__WHAT IS BEING ASKED__
Find how many lines hold the word "classmate". Give only the number.

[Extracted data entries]
- - - - - - -

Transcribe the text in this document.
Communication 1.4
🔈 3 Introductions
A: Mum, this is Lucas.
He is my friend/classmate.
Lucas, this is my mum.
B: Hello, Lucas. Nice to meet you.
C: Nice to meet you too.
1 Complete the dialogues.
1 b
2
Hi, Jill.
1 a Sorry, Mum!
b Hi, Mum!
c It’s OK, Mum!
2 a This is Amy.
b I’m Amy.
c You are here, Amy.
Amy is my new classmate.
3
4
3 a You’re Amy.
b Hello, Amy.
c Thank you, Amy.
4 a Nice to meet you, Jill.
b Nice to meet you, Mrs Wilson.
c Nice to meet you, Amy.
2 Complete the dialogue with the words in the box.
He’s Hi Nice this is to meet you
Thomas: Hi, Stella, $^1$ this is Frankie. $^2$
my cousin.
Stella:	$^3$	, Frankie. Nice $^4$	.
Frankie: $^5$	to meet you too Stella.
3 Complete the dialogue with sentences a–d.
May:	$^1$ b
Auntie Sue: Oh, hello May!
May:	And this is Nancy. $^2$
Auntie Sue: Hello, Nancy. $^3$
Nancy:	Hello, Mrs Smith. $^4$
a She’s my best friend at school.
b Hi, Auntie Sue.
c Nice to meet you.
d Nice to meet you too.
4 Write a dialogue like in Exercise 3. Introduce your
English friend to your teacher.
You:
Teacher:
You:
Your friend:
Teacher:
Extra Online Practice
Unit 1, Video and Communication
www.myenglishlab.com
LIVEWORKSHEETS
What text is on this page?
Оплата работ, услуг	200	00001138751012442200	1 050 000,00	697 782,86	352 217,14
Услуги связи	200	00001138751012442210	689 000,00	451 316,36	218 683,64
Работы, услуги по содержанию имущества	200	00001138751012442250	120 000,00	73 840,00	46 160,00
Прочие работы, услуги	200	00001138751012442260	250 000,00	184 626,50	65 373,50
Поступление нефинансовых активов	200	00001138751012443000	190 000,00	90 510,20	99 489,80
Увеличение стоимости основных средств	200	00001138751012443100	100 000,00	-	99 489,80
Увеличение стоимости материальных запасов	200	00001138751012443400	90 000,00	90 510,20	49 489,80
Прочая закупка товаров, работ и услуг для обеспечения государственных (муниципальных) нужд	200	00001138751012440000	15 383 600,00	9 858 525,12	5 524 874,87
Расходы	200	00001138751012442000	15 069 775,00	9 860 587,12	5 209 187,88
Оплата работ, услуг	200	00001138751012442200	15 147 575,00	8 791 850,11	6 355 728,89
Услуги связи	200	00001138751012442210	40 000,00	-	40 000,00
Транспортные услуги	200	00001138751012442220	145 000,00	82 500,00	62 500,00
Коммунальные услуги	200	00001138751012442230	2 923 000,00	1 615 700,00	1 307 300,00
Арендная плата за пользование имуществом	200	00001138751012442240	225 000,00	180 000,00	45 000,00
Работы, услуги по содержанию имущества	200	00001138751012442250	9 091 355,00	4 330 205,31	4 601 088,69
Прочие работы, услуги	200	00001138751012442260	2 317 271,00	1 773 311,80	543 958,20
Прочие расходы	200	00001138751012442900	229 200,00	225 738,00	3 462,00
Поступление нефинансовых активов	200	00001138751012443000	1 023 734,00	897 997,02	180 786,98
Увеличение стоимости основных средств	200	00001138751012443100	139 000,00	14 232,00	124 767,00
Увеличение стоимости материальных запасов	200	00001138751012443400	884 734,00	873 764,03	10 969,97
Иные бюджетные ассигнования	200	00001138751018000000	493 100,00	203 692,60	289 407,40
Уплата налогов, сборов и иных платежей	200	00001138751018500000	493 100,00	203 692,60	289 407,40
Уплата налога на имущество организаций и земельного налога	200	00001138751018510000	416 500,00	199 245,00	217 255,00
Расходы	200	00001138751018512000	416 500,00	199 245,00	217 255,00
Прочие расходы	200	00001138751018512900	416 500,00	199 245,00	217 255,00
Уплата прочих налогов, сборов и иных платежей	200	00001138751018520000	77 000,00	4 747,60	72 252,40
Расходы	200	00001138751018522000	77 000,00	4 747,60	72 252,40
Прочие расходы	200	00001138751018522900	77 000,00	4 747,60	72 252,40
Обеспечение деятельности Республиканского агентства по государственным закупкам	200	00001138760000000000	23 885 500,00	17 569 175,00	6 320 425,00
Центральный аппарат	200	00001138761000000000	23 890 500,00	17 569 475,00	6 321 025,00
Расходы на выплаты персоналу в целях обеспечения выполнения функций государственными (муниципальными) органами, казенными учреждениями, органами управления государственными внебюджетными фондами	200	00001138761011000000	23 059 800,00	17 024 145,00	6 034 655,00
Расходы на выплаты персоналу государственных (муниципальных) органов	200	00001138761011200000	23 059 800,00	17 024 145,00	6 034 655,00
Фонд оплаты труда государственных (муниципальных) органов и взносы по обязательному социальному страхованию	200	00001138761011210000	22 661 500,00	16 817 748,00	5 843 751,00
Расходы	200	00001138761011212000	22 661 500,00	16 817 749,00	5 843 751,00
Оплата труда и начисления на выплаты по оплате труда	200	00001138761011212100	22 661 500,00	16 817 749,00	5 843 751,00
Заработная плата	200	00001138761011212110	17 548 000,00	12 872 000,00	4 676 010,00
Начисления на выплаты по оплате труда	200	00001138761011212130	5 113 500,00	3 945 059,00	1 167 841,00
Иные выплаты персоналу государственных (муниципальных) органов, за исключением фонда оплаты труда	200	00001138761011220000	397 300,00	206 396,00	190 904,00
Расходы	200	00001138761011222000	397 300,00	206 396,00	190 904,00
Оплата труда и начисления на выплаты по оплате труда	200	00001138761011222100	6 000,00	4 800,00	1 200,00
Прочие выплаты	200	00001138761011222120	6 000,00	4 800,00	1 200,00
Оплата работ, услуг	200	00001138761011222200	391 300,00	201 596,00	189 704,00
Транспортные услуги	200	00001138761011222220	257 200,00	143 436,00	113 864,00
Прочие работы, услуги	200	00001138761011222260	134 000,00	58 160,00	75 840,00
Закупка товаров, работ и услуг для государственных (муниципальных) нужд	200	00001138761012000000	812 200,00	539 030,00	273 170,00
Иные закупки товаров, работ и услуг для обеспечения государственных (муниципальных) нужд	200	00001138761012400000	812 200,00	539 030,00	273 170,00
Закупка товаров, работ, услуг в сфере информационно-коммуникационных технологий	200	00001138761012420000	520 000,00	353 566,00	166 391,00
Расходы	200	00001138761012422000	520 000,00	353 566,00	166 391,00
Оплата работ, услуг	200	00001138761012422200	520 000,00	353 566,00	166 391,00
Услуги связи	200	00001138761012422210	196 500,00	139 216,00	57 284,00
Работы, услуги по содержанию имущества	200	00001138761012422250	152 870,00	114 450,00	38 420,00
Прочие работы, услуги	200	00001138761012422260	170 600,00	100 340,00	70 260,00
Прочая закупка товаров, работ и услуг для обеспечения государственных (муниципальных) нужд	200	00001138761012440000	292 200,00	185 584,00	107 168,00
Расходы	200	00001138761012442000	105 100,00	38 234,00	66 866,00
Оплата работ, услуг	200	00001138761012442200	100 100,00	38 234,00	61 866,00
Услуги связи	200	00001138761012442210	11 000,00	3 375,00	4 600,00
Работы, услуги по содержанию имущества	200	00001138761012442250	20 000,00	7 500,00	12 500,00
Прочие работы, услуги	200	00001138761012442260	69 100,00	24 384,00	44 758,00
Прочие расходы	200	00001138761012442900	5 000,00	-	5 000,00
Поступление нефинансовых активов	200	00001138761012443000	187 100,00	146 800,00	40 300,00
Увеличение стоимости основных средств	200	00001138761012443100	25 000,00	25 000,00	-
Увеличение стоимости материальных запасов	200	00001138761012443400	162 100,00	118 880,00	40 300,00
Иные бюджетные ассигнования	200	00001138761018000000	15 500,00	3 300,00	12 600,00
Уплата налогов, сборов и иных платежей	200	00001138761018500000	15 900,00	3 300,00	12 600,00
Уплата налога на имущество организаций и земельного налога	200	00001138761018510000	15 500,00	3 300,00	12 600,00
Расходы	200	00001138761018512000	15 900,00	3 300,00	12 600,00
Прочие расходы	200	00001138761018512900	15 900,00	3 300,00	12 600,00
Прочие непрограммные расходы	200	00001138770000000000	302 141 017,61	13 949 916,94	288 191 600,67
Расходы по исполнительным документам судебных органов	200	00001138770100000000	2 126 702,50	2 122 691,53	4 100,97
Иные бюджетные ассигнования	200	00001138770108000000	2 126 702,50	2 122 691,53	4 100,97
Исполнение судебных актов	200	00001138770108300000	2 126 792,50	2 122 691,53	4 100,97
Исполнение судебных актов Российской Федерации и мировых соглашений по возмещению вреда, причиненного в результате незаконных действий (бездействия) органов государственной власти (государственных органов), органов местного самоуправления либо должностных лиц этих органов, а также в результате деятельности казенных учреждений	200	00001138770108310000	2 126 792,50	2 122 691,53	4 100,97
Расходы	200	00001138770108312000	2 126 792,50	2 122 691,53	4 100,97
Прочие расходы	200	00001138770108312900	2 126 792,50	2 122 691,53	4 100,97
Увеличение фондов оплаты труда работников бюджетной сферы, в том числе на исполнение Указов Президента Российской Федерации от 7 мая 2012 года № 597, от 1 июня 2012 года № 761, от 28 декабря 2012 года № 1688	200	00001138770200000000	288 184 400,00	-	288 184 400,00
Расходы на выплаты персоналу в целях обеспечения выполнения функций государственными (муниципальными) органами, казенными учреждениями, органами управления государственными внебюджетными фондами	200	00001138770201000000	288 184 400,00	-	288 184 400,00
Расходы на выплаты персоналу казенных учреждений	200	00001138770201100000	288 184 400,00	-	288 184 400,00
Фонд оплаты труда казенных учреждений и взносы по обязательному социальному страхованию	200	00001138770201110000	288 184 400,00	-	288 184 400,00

- - - - - - -

__SOLUTION__
2